» **Stated task**
Among the entries below, find the lines with "fissa" and copy them.

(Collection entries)
....................
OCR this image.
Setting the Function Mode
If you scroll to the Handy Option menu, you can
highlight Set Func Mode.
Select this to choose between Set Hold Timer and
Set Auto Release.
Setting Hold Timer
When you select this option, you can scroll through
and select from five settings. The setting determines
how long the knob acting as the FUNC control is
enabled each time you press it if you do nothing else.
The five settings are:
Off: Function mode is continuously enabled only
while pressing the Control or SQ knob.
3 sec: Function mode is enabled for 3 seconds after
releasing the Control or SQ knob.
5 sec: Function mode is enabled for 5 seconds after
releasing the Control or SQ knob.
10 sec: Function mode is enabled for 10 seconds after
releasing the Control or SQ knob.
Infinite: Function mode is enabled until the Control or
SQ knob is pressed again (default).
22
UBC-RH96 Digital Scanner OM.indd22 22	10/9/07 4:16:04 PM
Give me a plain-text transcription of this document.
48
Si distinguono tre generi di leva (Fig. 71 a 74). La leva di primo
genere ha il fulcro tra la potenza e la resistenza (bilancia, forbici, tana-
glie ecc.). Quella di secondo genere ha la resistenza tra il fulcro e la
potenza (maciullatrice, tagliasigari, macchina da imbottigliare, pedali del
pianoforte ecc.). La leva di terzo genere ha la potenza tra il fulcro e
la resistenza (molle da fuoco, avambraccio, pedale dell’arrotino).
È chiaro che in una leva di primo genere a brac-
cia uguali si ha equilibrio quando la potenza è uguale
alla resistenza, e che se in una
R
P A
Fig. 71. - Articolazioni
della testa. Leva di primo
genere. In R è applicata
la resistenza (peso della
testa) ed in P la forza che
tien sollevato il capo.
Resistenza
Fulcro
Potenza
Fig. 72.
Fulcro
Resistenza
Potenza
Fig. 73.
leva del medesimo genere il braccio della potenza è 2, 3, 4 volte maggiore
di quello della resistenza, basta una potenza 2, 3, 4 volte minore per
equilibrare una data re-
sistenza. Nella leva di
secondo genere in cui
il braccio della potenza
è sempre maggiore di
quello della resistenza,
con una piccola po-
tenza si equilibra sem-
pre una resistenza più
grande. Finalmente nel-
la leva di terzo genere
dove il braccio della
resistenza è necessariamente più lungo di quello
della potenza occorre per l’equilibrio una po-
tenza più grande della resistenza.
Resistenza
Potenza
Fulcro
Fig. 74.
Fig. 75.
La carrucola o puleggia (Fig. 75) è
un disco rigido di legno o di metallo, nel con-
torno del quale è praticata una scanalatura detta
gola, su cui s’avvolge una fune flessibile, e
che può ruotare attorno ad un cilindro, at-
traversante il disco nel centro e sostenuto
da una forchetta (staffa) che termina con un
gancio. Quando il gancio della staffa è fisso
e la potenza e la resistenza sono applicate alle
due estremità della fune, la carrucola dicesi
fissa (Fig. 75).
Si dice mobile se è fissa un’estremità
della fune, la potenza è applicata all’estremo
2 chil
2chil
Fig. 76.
....................
» **Completed exercise**
fissa (Fig. 75).
Si dice mobile se è fissa un’estremità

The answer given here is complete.